--- Start of STORED ROWS ---

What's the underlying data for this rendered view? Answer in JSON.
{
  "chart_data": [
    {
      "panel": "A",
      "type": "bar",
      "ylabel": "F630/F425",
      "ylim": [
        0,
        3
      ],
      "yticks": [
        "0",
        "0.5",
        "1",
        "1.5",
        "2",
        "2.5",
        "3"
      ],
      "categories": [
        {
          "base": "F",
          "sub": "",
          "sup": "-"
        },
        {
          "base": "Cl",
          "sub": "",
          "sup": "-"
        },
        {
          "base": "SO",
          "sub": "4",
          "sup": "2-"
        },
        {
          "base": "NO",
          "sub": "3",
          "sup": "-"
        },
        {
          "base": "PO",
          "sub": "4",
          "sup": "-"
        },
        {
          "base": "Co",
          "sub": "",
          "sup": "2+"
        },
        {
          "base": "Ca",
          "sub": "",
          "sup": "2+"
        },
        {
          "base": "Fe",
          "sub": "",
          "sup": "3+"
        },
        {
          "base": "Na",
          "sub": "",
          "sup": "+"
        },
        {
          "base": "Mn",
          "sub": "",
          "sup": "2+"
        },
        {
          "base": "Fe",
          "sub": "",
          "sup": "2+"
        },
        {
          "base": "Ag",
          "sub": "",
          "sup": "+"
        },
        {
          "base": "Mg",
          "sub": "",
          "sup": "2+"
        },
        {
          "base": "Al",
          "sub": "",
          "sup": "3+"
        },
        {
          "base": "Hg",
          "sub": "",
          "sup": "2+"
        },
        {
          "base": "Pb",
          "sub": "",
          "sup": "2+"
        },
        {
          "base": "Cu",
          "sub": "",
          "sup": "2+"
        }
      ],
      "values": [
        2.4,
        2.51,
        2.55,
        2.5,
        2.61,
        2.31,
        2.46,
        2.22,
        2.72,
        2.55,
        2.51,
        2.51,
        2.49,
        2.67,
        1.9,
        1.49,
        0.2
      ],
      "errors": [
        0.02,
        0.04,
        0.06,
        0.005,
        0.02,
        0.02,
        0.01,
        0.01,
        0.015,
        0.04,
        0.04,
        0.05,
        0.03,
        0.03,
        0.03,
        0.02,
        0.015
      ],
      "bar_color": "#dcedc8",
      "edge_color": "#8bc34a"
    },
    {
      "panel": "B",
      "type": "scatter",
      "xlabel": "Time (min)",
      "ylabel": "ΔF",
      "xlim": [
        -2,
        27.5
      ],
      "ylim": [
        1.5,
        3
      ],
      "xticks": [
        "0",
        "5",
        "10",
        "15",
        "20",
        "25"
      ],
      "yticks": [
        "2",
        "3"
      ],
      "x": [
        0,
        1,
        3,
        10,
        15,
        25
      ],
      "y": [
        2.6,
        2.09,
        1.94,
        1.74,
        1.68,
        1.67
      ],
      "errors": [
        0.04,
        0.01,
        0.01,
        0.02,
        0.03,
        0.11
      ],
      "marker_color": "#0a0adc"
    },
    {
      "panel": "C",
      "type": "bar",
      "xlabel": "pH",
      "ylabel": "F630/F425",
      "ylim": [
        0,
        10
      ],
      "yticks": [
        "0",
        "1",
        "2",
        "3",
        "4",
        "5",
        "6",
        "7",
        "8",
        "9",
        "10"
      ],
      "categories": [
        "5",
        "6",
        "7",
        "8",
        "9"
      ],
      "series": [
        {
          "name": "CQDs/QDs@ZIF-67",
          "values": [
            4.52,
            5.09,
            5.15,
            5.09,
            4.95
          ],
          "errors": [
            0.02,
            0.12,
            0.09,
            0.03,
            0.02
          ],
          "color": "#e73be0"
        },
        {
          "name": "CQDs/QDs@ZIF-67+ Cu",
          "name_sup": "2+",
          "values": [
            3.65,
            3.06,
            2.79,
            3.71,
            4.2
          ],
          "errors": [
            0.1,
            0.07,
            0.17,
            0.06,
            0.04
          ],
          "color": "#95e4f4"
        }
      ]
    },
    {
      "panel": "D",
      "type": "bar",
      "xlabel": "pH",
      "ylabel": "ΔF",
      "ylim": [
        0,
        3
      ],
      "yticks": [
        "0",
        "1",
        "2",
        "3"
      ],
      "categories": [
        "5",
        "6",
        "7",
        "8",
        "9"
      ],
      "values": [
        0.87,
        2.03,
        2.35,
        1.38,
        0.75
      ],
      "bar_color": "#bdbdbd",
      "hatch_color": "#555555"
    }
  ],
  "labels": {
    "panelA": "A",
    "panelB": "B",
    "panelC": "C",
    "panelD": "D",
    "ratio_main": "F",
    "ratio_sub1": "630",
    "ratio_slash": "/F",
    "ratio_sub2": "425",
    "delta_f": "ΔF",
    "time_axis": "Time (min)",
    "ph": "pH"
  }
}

--- End of STORED ROWS ---

Reproduce the material above without altering a single character.

WRITTEN RESPONSE:
What's the underlying data for this rendered view? Answer in JSON.
{
  "chart_data": [
    {
      "panel": "A",
      "type": "bar",
      "ylabel": "F630/F425",
      "ylim": [
        0,
        3
      ],
      "yticks": [
        "0",
        "0.5",
        "1",
        "1.5",
        "2",
        "2.5",
        "3"
      ],
      "categories": [
        {
          "base": "F",
          "sub": "",
          "sup": "-"
        },
        {
          "base": "Cl",
          "sub": "",
          "sup": "-"
        },
        {
          "base": "SO",
          "sub": "4",
          "sup": "2-"
        },
        {
          "base": "NO",
          "sub": "3",
          "sup": "-"
        },
        {
          "base": "PO",
          "sub": "4",
          "sup": "-"
        },
        {
          "base": "Co",
          "sub": "",
          "sup": "2+"
        },
        {
          "base": "Ca",
          "sub": "",
          "sup": "2+"
        },
        {
          "base": "Fe",
          "sub": "",
          "sup": "3+"
        },
        {
          "base": "Na",
          "sub": "",
          "sup": "+"
        },
        {
          "base": "Mn",
          "sub": "",
          "sup": "2+"
        },
        {
          "base": "Fe",
          "sub": "",
          "sup": "2+"
        },
        {
          "base": "Ag",
          "sub": "",
          "sup": "+"
        },
        {
          "base": "Mg",
          "sub": "",
          "sup": "2+"
        },
        {
          "base": "Al",
          "sub": "",
          "sup": "3+"
        },
        {
          "base": "Hg",
          "sub": "",
          "sup": "2+"
        },
        {
          "base": "Pb",
          "sub": "",
          "sup": "2+"
        },
        {
          "base": "Cu",
          "sub": "",
          "sup": "2+"
        }
      ],
      "values": [
        2.4,
        2.51,
        2.55,
        2.5,
        2.61,
        2.31,
        2.46,
        2.22,
        2.72,
        2.55,
        2.51,
        2.51,
        2.49,
        2.67,
        1.9,
        1.49,
        0.2
      ],
      "errors": [
        0.02,
        0.04,
        0.06,
        0.005,
        0.02,
        0.02,
        0.01,
        0.01,
        0.015,
        0.04,
        0.04,
        0.05,
        0.03,
        0.03,
        0.03,
        0.02,
        0.015
      ],
      "bar_color": "#dcedc8",
      "edge_color": "#8bc34a"
    },
    {
      "panel": "B",
      "type": "scatter",
      "xlabel": "Time (min)",
      "ylabel": "ΔF",
      "xlim": [
        -2,
        27.5
      ],
      "ylim": [
        1.5,
        3
      ],
      "xticks": [
        "0",
        "5",
        "10",
        "15",
        "20",
        "25"
      ],
      "yticks": [
        "2",
        "3"
      ],
      "x": [
        0,
        1,
        3,
        10,
        15,
        25
      ],
      "y": [
        2.6,
        2.09,
        1.94,
        1.74,
        1.68,
        1.67
      ],
      "errors": [
        0.04,
        0.01,
        0.01,
        0.02,
        0.03,
        0.11
      ],
      "marker_color": "#0a0adc"
    },
    {
      "panel": "C",
      "type": "bar",
      "xlabel": "pH",
      "ylabel": "F630/F425",
      "ylim": [
        0,
        10
      ],
      "yticks": [
        "0",
        "1",
        "2",
        "3",
        "4",
        "5",
        "6",
        "7",
        "8",
        "9",
        "10"
      ],
      "categories": [
        "5",
        "6",
        "7",
        "8",
        "9"
      ],
      "series": [
        {
          "name": "CQDs/QDs@ZIF-67",
          "values": [
            4.52,
            5.09,
            5.15,
            5.09,
            4.95
          ],
          "errors": [
            0.02,
            0.12,
            0.09,
            0.03,
            0.02
          ],
          "color": "#e73be0"
        },
        {
          "name": "CQDs/QDs@ZIF-67+ Cu",
          "name_sup": "2+",
          "values": [
            3.65,
            3.06,
            2.79,
            3.71,
            4.2
          ],
          "errors": [
            0.1,
            0.07,
            0.17,
            0.06,
            0.04
          ],
          "color": "#95e4f4"
        }
      ]
    },
    {
      "panel": "D",
      "type": "bar",
      "xlabel": "pH",
      "ylabel": "ΔF",
      "ylim": [
        0,
        3
      ],
      "yticks": [
        "0",
        "1",
        "2",
        "3"
      ],
      "categories": [
        "5",
        "6",
        "7",
        "8",
        "9"
      ],
      "values": [
        0.87,
        2.03,
        2.35,
        1.38,
        0.75
      ],
      "bar_color": "#bdbdbd",
      "hatch_color": "#555555"
    }
  ],
  "labels": {
    "panelA": "A",
    "panelB": "B",
    "panelC": "C",
    "panelD": "D",
    "ratio_main": "F",
    "ratio_sub1": "630",
    "ratio_slash": "/F",
    "ratio_sub2": "425",
    "delta_f": "ΔF",
    "time_axis": "Time (min)",
    "ph": "pH"
  }
}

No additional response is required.